(Saved data entries)
===

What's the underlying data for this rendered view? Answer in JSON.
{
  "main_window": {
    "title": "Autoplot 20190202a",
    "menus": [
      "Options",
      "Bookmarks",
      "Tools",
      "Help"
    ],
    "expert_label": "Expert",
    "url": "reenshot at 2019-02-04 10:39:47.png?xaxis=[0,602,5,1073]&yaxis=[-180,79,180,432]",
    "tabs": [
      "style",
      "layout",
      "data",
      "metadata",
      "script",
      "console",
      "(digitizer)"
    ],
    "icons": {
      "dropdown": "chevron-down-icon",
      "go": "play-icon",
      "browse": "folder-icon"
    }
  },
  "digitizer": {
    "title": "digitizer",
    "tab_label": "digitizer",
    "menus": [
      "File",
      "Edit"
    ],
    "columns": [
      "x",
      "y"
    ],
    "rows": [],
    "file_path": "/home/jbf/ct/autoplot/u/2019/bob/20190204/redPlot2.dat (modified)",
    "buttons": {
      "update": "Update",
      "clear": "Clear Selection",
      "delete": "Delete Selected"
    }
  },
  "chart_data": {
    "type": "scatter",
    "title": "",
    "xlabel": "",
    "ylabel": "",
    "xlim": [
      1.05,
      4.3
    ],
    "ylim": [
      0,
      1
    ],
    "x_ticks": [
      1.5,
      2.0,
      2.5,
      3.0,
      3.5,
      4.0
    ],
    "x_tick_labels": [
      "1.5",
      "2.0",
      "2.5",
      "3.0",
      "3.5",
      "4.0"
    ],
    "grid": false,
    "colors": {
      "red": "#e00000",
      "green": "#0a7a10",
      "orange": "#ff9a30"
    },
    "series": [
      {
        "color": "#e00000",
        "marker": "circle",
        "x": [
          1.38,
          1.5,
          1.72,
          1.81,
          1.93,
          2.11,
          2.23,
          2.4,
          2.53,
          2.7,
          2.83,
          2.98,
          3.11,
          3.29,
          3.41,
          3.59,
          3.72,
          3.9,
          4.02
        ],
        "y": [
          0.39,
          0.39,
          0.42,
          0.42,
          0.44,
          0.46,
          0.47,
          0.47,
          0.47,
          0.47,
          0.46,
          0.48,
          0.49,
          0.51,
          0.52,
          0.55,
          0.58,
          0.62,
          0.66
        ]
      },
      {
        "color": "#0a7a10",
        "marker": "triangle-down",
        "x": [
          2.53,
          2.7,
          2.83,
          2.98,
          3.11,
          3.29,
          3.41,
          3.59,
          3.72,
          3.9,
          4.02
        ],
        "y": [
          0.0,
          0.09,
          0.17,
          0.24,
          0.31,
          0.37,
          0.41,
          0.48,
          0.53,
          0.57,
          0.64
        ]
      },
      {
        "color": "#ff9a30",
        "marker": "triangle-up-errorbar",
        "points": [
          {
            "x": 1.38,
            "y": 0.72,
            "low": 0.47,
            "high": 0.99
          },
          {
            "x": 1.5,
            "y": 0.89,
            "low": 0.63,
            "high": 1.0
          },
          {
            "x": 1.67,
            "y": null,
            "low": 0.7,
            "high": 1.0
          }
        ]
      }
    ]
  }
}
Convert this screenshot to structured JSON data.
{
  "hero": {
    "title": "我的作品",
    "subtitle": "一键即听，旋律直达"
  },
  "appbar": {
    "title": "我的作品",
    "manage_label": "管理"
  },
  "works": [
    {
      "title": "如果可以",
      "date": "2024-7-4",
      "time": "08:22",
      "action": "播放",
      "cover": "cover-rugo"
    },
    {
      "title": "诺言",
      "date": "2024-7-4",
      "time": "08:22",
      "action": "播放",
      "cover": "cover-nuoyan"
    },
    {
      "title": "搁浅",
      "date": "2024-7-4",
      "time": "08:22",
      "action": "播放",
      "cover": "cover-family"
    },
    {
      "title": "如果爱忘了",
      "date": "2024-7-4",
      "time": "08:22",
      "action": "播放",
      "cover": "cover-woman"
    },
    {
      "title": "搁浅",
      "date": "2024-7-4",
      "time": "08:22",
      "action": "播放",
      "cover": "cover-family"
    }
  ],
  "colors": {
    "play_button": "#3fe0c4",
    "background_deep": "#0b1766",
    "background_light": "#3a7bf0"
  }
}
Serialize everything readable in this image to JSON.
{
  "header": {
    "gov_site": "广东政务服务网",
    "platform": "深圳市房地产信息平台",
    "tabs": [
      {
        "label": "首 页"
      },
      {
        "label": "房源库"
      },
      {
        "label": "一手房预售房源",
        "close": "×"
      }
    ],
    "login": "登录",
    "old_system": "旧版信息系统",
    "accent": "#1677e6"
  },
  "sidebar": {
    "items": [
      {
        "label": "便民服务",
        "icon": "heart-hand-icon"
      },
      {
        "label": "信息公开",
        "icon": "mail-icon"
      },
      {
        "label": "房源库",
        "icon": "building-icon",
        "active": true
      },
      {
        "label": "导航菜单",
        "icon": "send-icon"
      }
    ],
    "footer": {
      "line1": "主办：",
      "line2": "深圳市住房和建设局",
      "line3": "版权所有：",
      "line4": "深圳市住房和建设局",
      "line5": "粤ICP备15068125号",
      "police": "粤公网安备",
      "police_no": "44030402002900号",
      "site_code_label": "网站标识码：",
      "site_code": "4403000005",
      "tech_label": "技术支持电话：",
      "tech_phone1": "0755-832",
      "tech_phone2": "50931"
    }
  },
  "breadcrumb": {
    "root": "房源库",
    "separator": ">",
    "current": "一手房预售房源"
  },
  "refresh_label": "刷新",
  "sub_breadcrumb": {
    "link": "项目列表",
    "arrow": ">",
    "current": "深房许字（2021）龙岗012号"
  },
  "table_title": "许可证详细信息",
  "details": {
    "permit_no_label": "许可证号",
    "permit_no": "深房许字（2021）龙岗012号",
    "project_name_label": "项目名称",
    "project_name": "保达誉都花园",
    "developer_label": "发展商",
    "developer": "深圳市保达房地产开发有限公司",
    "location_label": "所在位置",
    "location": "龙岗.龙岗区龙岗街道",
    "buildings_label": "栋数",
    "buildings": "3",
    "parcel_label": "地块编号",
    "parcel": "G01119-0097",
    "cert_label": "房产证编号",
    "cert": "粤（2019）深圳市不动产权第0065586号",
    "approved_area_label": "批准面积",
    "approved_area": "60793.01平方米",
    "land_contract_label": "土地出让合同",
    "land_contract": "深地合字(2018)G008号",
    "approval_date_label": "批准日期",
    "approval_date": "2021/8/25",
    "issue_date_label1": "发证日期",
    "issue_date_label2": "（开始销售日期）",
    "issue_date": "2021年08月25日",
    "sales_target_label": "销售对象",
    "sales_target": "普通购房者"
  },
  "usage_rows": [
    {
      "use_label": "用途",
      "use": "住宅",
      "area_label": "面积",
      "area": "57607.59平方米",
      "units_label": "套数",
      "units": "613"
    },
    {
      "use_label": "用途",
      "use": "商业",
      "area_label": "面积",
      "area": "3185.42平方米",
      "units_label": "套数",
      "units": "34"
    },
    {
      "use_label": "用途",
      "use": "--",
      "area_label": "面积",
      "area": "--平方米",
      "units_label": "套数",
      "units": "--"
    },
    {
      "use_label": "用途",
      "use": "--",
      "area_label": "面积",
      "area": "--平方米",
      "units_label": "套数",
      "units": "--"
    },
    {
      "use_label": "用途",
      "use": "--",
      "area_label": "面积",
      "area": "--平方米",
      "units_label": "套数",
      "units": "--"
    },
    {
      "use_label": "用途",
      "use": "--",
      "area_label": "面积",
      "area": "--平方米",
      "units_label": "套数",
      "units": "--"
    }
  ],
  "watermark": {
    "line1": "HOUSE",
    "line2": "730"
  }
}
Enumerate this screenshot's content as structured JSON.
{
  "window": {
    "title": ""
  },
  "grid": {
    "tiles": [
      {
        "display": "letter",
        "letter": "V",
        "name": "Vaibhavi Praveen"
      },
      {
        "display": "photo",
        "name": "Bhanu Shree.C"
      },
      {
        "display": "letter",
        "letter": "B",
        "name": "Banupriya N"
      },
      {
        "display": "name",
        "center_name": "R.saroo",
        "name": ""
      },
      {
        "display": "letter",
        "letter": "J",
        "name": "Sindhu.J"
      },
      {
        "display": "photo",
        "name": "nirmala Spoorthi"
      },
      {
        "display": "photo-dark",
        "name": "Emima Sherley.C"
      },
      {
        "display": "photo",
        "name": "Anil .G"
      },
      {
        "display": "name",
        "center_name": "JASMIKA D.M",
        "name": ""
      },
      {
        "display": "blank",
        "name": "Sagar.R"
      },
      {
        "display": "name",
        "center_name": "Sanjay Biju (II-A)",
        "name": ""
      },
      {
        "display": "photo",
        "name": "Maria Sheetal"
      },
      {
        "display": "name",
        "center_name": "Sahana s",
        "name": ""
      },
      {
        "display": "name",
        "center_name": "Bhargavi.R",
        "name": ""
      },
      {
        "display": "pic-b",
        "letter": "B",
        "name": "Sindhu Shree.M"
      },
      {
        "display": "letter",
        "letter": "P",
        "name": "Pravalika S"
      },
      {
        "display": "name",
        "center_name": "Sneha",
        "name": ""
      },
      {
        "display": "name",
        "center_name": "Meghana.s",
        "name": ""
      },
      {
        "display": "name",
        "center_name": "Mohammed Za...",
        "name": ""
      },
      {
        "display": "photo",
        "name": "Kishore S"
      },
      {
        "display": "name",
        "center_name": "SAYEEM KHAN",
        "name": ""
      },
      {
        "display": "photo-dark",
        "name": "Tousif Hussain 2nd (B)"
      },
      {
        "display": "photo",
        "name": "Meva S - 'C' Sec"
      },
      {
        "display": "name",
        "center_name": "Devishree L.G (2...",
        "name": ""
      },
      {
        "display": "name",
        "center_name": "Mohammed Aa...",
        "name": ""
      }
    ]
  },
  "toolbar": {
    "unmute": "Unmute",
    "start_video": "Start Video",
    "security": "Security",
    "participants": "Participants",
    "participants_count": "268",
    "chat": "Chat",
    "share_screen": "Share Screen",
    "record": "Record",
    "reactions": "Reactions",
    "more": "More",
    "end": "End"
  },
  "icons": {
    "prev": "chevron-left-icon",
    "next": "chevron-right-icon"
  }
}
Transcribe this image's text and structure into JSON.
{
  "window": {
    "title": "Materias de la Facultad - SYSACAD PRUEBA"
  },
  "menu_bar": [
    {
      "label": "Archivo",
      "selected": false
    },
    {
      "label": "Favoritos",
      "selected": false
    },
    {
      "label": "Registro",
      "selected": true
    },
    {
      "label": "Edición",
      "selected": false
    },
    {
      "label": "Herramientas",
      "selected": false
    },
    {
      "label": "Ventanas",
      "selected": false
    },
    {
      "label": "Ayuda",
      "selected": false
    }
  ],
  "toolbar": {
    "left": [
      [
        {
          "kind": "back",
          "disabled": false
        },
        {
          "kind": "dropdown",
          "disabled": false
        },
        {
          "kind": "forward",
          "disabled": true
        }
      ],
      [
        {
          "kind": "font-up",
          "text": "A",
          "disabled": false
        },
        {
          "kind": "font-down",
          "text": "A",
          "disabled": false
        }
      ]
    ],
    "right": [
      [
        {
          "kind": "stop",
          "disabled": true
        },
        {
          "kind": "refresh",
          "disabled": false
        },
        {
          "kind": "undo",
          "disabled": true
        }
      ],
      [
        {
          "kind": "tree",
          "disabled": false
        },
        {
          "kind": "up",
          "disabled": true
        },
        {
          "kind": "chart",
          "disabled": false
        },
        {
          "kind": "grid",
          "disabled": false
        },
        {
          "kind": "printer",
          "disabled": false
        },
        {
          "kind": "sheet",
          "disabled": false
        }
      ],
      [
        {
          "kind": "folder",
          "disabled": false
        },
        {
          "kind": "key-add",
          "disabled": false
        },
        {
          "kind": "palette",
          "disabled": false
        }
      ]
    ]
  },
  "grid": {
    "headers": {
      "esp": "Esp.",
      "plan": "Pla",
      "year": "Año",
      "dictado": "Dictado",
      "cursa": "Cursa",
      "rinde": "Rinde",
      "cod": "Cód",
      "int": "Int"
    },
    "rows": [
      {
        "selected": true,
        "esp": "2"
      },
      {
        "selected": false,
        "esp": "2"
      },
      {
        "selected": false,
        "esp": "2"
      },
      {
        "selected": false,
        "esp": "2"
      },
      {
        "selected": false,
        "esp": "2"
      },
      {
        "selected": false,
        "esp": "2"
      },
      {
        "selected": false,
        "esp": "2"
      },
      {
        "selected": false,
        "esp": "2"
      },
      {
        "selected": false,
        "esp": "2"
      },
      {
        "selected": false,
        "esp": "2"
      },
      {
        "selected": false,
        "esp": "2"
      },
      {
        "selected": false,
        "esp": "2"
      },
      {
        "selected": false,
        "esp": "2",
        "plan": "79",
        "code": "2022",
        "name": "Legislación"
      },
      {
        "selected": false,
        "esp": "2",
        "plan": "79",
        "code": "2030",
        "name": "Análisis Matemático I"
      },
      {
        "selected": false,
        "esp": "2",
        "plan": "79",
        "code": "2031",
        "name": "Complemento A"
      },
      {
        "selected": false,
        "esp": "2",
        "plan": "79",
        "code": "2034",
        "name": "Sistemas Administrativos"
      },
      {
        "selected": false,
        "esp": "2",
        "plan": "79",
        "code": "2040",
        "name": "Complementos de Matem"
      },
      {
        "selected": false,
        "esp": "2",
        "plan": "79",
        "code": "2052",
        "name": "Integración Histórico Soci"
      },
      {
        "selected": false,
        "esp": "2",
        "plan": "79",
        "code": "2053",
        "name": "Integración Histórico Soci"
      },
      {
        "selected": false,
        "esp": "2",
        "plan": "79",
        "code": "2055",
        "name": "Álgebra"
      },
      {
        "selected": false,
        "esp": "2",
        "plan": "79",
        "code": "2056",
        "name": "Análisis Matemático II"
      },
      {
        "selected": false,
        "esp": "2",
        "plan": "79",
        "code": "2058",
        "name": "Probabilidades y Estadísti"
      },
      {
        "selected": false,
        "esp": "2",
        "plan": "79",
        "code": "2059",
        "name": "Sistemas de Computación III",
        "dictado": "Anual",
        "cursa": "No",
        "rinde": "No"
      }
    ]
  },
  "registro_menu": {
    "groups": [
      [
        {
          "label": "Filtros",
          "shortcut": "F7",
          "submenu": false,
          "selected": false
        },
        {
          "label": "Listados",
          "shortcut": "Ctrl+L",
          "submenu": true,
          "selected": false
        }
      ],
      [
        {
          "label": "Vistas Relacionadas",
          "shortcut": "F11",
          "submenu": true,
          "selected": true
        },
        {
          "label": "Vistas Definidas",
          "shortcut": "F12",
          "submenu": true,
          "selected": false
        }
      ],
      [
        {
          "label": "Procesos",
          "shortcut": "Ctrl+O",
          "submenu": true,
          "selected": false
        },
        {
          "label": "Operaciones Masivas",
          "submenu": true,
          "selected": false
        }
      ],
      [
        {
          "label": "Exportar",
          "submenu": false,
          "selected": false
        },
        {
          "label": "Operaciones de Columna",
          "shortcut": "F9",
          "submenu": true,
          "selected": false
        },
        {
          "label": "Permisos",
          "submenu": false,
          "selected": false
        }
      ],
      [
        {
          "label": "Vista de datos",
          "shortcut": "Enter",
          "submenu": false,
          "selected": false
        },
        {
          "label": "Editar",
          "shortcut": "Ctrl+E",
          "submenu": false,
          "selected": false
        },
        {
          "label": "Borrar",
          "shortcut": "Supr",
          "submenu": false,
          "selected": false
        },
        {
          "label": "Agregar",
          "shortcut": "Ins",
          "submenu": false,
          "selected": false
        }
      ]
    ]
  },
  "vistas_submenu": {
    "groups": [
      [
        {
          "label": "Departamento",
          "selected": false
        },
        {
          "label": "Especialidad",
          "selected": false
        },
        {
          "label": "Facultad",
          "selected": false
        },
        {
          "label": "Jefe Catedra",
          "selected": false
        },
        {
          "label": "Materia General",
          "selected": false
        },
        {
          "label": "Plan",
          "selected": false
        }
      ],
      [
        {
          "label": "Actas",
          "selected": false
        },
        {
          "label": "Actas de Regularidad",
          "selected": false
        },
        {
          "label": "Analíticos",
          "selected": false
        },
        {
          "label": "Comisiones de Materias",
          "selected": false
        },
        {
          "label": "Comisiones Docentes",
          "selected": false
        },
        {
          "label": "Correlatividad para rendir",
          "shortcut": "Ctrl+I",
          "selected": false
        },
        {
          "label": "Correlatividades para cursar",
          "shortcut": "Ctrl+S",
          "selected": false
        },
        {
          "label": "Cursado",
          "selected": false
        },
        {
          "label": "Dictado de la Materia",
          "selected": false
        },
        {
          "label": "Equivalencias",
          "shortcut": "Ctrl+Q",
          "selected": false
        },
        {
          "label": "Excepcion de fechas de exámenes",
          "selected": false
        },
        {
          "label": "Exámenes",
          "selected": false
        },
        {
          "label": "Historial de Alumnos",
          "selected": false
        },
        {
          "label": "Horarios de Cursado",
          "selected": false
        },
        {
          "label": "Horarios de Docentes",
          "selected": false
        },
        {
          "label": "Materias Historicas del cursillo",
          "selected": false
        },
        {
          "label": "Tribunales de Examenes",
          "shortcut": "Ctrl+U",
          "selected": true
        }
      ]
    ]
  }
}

===

● To do
In the listing, find each line with the string "深房许字" and copy it.

● Exercise answer
    "current": "深房许字（2021）龙岗012号"
    "permit_no": "深房许字（2021）龙岗012号",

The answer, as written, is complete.